=== EXERCISE TASK ===
Copy all lines that contain the word "password".

=== DATASET RECORDS ===

=-=-=

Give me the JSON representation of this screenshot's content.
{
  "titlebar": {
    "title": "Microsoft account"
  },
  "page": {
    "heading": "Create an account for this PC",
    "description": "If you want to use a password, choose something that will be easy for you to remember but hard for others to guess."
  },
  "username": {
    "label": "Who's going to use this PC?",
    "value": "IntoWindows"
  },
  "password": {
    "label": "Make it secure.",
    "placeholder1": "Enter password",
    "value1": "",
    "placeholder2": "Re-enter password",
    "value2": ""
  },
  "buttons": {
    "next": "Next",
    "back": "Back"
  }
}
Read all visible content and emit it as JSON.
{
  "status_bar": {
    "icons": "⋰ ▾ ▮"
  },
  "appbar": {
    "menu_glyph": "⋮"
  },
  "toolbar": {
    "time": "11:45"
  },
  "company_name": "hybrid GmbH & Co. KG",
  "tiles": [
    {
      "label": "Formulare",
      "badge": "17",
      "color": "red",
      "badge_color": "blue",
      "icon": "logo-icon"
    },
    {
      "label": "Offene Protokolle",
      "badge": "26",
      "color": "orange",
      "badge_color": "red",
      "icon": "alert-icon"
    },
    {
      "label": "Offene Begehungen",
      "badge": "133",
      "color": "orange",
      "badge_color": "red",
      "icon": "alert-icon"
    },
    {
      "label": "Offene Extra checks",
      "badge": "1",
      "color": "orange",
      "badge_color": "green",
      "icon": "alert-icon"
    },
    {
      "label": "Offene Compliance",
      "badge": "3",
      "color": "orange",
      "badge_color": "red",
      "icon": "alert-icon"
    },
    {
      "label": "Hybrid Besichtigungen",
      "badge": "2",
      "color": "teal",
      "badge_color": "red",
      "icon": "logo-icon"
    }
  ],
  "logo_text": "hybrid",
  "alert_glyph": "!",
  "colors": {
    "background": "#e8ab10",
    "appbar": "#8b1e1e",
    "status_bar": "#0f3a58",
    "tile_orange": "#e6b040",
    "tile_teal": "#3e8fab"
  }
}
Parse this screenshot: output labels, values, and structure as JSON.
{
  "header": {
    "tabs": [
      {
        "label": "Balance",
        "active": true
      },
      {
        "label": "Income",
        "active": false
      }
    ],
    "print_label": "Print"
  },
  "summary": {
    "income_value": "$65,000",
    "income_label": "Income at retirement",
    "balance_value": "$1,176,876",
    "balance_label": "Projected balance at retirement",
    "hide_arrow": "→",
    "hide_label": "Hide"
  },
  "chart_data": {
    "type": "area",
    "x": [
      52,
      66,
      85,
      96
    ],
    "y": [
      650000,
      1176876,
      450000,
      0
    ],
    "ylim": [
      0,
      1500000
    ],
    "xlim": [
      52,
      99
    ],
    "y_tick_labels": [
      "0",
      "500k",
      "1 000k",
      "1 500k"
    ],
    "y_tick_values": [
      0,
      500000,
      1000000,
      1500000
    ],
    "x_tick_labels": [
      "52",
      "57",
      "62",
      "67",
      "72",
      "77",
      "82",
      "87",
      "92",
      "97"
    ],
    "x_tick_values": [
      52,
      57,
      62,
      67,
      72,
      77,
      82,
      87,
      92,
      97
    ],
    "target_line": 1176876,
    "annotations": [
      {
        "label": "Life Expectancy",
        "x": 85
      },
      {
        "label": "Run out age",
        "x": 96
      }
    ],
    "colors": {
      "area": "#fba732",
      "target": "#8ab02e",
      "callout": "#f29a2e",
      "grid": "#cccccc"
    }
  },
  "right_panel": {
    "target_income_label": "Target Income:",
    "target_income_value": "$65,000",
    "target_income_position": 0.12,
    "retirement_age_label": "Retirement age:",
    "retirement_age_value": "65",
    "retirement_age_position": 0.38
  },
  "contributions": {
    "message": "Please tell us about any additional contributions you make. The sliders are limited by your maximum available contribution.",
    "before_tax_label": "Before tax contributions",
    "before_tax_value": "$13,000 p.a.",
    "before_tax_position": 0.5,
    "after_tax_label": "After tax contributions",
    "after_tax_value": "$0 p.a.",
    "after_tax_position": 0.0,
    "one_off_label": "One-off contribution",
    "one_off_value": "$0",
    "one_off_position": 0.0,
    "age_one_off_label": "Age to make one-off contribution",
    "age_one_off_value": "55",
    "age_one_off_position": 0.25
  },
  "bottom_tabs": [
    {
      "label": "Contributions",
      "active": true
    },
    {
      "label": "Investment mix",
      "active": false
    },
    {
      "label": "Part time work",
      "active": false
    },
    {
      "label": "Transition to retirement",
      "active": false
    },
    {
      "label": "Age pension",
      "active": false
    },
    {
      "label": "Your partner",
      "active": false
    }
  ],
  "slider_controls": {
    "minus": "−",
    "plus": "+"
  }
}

=-=-=

=== THE RESULT ===
    "description": "If you want to use a password, choose something that will be easy for you to remember but hard for others to guess."
  "password": {
    "placeholder1": "Enter password",
    "placeholder2": "Re-enter password",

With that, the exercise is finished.